===== Stored records =====

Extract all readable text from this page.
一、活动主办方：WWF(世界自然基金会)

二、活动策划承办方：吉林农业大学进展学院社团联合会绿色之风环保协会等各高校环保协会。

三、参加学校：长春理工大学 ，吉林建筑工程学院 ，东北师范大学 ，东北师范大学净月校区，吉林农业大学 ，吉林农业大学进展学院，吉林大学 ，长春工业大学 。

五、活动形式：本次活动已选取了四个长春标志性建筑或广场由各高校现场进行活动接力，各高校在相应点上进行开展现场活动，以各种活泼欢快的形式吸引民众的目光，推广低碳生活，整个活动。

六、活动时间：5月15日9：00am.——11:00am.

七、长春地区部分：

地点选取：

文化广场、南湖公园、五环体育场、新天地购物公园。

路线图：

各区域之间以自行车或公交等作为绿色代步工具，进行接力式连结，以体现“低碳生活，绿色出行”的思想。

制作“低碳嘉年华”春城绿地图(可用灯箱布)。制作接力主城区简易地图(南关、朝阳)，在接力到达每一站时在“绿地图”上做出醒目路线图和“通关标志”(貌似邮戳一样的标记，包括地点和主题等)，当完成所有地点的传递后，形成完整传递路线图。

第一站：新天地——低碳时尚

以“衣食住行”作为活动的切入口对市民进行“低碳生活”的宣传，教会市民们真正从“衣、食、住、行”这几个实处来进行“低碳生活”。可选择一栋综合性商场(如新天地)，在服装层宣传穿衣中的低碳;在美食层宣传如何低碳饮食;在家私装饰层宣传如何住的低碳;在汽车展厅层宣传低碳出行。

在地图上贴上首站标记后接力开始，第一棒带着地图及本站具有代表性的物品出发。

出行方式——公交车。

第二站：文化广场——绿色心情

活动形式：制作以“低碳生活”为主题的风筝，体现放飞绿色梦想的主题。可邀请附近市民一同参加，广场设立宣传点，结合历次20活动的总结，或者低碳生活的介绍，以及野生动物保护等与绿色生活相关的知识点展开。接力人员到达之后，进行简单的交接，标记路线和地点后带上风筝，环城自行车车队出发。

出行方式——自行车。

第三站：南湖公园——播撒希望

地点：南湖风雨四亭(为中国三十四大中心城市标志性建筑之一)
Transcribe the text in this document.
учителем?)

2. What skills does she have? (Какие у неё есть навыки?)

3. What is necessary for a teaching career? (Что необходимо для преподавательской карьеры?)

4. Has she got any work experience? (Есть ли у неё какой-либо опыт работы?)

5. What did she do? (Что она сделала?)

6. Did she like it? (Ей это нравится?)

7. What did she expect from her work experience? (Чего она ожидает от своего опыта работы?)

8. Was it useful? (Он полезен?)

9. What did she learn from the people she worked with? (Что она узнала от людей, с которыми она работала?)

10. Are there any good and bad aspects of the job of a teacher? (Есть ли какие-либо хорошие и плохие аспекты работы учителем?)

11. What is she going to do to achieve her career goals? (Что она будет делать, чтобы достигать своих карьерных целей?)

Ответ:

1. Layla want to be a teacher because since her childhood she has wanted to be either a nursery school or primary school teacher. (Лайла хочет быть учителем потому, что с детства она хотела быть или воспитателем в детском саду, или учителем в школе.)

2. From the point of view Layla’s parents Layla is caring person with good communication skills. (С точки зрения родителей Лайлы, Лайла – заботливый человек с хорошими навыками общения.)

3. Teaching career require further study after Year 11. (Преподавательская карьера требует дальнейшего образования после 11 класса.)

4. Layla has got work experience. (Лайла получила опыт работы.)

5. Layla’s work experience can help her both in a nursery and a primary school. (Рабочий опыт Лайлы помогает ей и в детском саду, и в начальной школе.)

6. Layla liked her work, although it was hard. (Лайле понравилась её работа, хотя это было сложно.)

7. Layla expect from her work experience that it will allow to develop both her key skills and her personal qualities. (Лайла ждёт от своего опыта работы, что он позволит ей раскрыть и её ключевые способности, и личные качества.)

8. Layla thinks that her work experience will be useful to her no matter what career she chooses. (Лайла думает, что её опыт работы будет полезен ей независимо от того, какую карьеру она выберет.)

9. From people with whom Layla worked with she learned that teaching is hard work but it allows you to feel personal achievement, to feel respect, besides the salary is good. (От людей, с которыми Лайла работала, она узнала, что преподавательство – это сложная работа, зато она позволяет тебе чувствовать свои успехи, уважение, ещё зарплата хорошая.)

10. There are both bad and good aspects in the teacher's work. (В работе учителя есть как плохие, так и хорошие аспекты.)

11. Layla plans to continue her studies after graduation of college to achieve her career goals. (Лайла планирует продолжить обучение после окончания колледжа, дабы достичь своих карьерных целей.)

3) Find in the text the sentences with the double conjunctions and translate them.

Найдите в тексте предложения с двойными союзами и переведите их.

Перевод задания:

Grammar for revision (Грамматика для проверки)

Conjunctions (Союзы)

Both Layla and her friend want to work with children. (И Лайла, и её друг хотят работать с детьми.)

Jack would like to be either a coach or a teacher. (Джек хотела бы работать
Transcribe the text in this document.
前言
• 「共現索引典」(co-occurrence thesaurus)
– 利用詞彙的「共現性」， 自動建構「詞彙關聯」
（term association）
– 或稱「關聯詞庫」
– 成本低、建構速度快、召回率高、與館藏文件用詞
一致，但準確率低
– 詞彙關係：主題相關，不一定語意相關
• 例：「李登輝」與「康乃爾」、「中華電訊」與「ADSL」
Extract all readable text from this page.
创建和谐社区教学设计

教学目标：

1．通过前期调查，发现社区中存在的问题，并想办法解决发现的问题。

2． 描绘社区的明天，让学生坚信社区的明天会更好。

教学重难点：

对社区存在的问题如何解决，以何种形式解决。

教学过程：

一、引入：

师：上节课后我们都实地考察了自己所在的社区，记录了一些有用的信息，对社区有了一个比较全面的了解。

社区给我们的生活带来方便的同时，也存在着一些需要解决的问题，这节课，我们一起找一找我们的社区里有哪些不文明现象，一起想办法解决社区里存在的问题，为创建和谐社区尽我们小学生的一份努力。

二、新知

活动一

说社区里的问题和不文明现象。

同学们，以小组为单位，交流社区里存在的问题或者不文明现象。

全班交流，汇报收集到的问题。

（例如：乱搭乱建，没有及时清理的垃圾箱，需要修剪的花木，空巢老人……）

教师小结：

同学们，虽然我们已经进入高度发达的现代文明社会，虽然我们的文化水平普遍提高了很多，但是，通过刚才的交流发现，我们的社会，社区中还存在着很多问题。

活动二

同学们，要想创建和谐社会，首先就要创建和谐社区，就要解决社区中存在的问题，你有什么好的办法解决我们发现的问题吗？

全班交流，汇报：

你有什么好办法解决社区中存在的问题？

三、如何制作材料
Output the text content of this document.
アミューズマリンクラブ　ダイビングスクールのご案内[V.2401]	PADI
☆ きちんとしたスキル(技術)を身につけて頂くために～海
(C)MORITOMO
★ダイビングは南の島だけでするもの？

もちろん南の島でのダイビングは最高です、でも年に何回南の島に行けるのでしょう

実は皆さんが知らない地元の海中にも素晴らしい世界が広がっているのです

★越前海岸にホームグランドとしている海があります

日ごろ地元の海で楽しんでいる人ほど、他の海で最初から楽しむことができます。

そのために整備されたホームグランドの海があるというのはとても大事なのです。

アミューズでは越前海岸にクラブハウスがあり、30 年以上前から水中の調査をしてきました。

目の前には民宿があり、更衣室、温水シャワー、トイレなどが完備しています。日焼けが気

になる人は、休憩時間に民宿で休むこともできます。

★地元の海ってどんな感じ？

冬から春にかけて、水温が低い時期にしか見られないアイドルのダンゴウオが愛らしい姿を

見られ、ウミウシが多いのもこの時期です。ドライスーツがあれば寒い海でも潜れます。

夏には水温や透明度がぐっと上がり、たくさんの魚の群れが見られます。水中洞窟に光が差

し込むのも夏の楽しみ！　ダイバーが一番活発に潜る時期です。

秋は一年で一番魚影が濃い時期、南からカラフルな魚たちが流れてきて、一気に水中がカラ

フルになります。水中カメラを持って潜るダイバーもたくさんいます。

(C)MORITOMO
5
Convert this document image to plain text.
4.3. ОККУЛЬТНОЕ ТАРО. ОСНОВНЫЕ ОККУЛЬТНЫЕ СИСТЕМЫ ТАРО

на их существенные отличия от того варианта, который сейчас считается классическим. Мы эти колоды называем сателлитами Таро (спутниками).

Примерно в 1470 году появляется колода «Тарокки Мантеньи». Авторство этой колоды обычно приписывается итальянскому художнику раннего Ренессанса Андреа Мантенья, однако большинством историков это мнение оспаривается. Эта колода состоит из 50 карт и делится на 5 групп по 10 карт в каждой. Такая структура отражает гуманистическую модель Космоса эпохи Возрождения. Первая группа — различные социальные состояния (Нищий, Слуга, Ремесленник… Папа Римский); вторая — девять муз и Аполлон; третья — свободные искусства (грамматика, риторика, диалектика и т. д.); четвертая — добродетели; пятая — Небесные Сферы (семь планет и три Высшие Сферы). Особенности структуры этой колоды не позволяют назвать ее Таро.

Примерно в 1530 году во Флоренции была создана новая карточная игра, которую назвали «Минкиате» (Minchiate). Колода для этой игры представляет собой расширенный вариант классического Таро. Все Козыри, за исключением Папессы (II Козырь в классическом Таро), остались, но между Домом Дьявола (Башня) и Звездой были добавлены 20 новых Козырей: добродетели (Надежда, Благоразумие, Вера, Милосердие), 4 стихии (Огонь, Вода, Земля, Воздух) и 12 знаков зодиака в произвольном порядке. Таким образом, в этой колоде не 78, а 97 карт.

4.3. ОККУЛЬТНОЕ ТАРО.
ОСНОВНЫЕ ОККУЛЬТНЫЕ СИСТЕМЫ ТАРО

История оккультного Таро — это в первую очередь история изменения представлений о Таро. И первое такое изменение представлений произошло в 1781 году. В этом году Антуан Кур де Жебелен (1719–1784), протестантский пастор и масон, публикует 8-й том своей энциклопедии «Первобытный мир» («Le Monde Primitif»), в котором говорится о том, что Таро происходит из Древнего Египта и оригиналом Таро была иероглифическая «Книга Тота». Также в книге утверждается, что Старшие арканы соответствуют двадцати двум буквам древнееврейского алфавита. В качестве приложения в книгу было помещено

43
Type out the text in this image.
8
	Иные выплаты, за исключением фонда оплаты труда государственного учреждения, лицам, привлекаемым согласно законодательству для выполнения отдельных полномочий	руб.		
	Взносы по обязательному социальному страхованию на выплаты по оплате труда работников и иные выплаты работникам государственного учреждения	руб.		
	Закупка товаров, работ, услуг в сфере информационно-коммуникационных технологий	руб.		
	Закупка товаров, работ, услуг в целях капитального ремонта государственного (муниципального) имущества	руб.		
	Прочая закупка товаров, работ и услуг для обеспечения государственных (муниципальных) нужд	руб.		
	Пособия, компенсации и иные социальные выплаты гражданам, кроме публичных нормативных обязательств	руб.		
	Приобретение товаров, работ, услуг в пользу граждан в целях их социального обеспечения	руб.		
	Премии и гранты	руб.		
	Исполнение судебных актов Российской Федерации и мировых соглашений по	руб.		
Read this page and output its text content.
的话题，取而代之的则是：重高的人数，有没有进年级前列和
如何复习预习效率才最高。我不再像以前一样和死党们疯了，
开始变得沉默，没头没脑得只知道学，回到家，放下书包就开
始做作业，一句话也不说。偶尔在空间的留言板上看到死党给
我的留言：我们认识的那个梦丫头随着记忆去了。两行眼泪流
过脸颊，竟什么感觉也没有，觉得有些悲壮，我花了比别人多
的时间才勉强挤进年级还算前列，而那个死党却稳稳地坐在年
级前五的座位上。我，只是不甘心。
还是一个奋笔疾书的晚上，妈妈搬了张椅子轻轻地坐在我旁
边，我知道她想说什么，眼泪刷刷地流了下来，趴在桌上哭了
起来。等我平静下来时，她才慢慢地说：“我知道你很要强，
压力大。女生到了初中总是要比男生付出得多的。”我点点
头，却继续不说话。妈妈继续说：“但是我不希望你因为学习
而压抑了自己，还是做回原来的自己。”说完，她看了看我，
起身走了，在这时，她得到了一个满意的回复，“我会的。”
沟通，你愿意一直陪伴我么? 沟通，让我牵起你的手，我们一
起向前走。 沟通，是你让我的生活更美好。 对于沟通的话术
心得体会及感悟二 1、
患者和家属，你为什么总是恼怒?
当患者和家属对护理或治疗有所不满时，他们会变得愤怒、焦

=====

Search the data for the string "content". List each line that has it.

§ Expected answer
Output the text content of this document.
Read this page and output its text content.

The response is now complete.